:: TASK GOAL ::
Reproduce the listing word for word. Skip any image.

:: EXCERPTED DATA ::
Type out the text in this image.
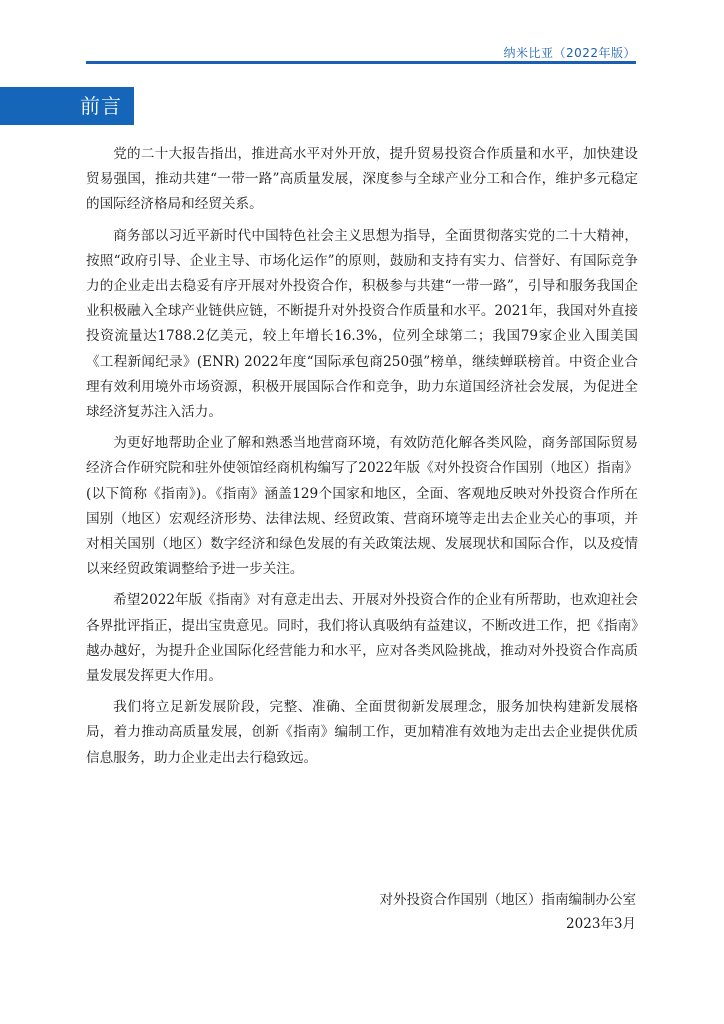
纳米比亚（2022年版）
前言

党的二十大报告指出，推进高水平对外开放，提升贸易投资合作质量和水平，加快建设贸易强国，推动共建“一带一路”高质量发展，深度参与全球产业分工和合作，维护多元稳定的国际经济格局和经贸关系。

商务部以习近平新时代中国特色社会主义思想为指导，全面贯彻落实党的二十大精神，按照“政府引导、企业主导、市场化运作”的原则，鼓励和支持有实力、信誉好、有国际竞争力的企业走出去稳妥有序开展对外投资合作，积极参与共建“一带一路”，引导和服务我国企业积极融入全球产业链供应链，不断提升对外投资合作质量和水平。2021年，我国对外直接投资流量达1788.2亿美元，较上年增长16.3%，位列全球第二；我国79家企业入围美国《工程新闻纪录》(ENR) 2022年度“国际承包商250强”榜单，继续蝉联榜首。中资企业合理有效利用境外市场资源，积极开展国际合作和竞争，助力东道国经济社会发展，为促进全球经济复苏注入活力。

为更好地帮助企业了解和熟悉当地营商环境，有效防范化解各类风险，商务部国际贸易经济合作研究院和驻外使领馆经商机构编写了2022年版《对外投资合作国别（地区）指南》(以下简称《指南》)。《指南》涵盖129个国家和地区，全面、客观地反映对外投资合作所在国别（地区）宏观经济形势、法律法规、经贸政策、营商环境等走出去企业关心的事项，并对相关国别（地区）数字经济和绿色发展的有关政策法规、发展现状和国际合作，以及疫情以来经贸政策调整给予进一步关注。

希望2022年版《指南》对有意走出去、开展对外投资合作的企业有所帮助，也欢迎社会各界批评指正，提出宝贵意见。同时，我们将认真吸纳有益建议，不断改进工作，把《指南》越办越好，为提升企业国际化经营能力和水平，应对各类风险挑战，推动对外投资合作高质量发展发挥更大作用。

我们将立足新发展阶段，完整、准确、全面贯彻新发展理念，服务加快构建新发展格局，着力推动高质量发展，创新《指南》编制工作，更加精准有效地为走出去企业提供优质信息服务，助力企业走出去行稳致远。

对外投资合作国别（地区）指南编制办公室
2023年3月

:: ANSWER TO THIS EXERCISE ::
Type out the text in this image.
纳米比亚（2022年版）
前言

党的二十大报告指出，推进高水平对外开放，提升贸易投资合作质量和水平，加快建设贸易强国，推动共建“一带一路”高质量发展，深度参与全球产业分工和合作，维护多元稳定的国际经济格局和经贸关系。

商务部以习近平新时代中国特色社会主义思想为指导，全面贯彻落实党的二十大精神，按照“政府引导、企业主导、市场化运作”的原则，鼓励和支持有实力、信誉好、有国际竞争力的企业走出去稳妥有序开展对外投资合作，积极参与共建“一带一路”，引导和服务我国企业积极融入全球产业链供应链，不断提升对外投资合作质量和水平。2021年，我国对外直接投资流量达1788.2亿美元，较上年增长16.3%，位列全球第二；我国79家企业入围美国《工程新闻纪录》(ENR) 2022年度“国际承包商250强”榜单，继续蝉联榜首。中资企业合理有效利用境外市场资源，积极开展国际合作和竞争，助力东道国经济社会发展，为促进全球经济复苏注入活力。

为更好地帮助企业了解和熟悉当地营商环境，有效防范化解各类风险，商务部国际贸易经济合作研究院和驻外使领馆经商机构编写了2022年版《对外投资合作国别（地区）指南》(以下简称《指南》)。《指南》涵盖129个国家和地区，全面、客观地反映对外投资合作所在国别（地区）宏观经济形势、法律法规、经贸政策、营商环境等走出去企业关心的事项，并对相关国别（地区）数字经济和绿色发展的有关政策法规、发展现状和国际合作，以及疫情以来经贸政策调整给予进一步关注。

希望2022年版《指南》对有意走出去、开展对外投资合作的企业有所帮助，也欢迎社会各界批评指正，提出宝贵意见。同时，我们将认真吸纳有益建议，不断改进工作，把《指南》越办越好，为提升企业国际化经营能力和水平，应对各类风险挑战，推动对外投资合作高质量发展发挥更大作用。

我们将立足新发展阶段，完整、准确、全面贯彻新发展理念，服务加快构建新发展格局，着力推动高质量发展，创新《指南》编制工作，更加精准有效地为走出去企业提供优质信息服务，助力企业走出去行稳致远。

对外投资合作国别（地区）指南编制办公室
2023年3月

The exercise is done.